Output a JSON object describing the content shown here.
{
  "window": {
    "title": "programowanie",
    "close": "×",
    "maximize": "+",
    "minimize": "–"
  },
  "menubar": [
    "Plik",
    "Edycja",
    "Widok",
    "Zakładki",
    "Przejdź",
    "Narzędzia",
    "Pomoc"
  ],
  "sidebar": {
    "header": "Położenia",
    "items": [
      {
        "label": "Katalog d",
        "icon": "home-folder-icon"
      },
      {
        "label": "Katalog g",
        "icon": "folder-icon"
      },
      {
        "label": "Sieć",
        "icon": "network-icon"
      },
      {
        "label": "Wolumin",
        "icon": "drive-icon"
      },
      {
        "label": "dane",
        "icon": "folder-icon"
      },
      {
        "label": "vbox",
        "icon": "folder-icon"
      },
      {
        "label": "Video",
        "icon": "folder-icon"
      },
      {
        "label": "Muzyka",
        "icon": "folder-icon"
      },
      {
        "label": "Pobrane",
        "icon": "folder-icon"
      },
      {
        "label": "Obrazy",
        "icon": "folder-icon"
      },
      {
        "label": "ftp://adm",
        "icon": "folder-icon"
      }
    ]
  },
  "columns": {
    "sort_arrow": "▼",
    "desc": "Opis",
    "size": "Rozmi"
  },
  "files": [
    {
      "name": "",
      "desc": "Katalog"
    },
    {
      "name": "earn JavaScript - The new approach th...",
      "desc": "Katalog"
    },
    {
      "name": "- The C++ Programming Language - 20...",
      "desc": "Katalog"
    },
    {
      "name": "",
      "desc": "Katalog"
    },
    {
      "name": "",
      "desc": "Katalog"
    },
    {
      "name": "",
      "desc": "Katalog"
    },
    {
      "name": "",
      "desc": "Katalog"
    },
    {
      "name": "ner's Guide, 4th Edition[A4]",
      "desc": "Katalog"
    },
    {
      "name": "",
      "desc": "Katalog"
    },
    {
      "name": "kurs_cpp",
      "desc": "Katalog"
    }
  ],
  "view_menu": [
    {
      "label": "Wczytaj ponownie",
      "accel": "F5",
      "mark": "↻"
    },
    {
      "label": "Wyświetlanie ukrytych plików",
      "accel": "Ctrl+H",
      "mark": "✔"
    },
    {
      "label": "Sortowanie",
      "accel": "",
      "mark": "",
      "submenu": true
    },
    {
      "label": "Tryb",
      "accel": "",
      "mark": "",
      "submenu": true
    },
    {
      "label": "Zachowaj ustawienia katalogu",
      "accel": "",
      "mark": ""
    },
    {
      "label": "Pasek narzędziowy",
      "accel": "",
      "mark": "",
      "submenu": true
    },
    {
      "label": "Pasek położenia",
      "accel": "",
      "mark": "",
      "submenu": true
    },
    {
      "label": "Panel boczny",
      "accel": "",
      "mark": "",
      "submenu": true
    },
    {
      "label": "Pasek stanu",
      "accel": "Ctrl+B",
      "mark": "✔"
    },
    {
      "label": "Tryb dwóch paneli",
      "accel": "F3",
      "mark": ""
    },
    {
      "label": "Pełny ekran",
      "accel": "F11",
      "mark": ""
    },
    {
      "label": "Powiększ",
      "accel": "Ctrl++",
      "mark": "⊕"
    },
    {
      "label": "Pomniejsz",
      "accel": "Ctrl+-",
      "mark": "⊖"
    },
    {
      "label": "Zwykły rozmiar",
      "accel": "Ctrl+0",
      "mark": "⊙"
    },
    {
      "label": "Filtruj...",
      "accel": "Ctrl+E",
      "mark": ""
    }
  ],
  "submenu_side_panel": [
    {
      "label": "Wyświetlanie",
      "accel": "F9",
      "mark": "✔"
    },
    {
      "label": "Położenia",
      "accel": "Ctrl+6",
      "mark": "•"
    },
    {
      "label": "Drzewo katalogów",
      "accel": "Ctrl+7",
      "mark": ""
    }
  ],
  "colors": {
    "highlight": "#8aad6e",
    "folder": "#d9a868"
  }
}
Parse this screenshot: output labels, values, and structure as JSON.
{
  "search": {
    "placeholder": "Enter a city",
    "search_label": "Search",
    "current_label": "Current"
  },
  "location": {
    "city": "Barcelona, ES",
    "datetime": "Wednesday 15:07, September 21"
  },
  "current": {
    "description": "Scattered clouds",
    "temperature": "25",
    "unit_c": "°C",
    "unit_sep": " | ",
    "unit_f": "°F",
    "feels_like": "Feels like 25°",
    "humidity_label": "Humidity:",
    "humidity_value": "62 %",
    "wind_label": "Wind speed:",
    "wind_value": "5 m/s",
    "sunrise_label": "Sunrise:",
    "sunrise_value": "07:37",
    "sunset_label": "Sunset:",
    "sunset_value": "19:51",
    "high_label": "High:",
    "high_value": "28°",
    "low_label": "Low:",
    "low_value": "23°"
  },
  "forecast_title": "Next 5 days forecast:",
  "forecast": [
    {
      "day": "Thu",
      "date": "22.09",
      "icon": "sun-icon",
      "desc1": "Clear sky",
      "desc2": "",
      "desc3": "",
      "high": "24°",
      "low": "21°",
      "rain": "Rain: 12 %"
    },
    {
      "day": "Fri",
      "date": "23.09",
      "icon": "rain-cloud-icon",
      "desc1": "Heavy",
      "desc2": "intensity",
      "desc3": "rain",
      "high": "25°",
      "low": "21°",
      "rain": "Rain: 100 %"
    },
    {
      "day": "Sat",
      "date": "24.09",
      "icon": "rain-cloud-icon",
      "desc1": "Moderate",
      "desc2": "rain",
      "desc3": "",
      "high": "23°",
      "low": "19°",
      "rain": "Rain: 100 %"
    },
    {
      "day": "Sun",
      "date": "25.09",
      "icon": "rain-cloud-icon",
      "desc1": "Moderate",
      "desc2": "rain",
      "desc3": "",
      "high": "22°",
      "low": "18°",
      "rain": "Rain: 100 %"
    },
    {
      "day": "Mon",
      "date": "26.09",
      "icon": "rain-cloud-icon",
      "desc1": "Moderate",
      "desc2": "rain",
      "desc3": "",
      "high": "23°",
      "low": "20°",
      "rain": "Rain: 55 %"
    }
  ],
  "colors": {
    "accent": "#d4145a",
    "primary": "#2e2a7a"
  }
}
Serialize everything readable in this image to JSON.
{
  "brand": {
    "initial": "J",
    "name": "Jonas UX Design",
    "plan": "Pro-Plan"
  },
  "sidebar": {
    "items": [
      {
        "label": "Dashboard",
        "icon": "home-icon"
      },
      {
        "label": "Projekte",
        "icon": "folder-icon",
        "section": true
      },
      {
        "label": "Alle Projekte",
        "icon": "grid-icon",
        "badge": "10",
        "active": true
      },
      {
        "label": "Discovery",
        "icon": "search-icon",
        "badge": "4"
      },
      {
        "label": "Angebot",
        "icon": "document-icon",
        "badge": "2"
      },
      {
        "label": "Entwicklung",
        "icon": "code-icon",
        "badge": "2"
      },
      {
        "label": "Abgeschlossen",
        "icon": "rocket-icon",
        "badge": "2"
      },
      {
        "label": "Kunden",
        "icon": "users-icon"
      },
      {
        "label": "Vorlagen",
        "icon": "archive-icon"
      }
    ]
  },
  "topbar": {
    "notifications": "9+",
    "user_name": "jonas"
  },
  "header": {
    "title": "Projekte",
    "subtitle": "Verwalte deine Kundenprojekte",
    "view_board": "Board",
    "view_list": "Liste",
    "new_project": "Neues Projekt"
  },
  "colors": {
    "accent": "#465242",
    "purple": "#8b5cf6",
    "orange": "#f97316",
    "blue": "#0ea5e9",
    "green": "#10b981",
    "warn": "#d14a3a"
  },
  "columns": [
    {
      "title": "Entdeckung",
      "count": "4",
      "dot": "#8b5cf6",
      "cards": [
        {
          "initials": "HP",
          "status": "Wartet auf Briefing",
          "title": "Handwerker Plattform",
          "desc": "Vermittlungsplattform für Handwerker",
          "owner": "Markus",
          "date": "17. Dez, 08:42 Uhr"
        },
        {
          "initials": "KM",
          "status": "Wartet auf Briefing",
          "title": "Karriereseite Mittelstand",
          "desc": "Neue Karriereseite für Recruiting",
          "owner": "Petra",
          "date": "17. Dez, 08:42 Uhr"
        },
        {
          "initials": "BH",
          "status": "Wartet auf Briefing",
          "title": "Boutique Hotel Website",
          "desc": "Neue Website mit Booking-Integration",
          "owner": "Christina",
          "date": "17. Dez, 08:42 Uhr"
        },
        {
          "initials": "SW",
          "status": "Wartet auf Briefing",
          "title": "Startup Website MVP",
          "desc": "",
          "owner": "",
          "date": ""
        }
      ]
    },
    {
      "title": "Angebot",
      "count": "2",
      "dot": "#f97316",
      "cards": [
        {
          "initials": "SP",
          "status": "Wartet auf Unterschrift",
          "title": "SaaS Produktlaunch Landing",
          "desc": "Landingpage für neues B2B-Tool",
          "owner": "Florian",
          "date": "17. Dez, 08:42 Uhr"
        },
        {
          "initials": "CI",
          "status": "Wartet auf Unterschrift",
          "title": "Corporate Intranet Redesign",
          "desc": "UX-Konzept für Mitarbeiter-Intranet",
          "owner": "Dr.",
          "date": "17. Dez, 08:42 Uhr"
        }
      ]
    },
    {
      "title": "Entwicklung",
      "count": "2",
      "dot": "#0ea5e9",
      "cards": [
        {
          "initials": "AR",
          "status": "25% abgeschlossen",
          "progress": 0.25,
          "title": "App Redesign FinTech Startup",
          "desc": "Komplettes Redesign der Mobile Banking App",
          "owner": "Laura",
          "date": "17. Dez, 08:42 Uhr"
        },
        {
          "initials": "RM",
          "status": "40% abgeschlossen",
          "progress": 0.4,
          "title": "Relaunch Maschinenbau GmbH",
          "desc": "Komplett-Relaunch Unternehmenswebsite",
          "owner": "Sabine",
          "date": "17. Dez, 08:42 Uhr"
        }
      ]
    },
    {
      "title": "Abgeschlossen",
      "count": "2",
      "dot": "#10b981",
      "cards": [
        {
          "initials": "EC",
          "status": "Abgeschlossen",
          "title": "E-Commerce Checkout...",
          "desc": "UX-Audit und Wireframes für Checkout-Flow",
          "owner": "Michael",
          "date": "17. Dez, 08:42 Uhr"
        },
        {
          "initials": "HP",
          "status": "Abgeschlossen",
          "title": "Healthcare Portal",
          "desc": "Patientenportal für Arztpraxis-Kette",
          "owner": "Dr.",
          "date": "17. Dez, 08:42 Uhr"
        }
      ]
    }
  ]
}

### To do
Report all lines of the data that include the word "this".

### Complete output
Parse this screenshot: output labels, values, and structure as JSON.
Serialize everything readable in this image to JSON.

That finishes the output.